───── Information provided

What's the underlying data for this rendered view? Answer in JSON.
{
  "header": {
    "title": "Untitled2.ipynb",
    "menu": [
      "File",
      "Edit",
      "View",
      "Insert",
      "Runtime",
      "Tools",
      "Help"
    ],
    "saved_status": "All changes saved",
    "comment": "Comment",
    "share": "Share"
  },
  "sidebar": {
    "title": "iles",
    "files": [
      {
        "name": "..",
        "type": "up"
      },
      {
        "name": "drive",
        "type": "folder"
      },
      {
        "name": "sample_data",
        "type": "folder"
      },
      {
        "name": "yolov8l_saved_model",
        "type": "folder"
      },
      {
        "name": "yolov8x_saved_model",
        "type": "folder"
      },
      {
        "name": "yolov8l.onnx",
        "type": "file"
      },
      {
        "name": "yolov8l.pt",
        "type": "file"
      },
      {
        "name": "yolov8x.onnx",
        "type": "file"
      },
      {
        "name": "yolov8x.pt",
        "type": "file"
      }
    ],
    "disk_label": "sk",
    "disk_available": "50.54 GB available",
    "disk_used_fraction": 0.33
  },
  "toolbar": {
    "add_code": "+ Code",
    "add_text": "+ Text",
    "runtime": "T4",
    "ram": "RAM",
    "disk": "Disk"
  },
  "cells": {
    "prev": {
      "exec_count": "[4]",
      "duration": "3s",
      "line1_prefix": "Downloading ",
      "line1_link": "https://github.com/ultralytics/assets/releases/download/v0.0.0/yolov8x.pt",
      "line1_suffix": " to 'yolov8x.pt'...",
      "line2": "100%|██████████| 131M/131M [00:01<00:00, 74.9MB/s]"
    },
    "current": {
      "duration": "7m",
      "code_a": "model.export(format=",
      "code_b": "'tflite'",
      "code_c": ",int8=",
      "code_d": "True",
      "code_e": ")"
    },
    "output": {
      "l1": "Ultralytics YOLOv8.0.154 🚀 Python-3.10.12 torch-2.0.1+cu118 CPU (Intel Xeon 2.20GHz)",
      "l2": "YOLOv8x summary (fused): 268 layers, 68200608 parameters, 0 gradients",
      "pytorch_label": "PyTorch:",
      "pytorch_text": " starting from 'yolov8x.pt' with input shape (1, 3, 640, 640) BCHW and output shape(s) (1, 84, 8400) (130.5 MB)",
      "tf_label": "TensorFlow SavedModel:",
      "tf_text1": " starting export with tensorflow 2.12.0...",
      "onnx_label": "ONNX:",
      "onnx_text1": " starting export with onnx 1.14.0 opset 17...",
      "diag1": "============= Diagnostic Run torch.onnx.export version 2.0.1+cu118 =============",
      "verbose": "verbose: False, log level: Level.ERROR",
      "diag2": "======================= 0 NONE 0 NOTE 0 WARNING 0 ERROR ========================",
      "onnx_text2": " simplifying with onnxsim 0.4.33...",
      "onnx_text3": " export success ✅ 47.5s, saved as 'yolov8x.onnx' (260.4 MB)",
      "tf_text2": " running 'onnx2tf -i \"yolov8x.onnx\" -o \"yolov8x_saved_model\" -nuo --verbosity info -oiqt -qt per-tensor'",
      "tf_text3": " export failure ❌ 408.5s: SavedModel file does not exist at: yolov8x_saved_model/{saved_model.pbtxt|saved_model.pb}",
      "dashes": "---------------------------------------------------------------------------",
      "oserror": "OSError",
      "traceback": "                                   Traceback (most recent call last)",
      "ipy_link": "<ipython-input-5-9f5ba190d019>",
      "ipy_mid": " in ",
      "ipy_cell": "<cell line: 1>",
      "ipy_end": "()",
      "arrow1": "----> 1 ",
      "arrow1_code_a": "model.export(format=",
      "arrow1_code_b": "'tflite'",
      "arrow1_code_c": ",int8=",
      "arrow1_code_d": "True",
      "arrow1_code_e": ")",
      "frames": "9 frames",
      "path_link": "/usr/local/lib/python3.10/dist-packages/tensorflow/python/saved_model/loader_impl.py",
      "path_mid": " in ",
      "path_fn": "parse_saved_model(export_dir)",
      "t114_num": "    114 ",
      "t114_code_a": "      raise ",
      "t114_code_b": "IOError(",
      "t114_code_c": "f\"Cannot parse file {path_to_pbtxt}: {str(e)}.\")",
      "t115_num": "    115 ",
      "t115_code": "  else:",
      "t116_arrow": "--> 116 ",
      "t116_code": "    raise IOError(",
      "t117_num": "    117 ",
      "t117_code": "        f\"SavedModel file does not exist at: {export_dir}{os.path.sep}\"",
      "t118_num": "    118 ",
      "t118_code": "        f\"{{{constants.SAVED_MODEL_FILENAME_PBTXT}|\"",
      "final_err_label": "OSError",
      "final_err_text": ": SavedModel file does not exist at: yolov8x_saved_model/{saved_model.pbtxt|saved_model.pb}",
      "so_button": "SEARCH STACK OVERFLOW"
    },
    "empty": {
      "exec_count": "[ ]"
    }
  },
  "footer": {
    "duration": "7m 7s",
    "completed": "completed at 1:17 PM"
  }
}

──────────

> **Task to carry out**
Scan the records for the string "OSError". Copy each line in which it appears.

> **Complete answer**
      "oserror": "OSError",
      "final_err_label": "OSError",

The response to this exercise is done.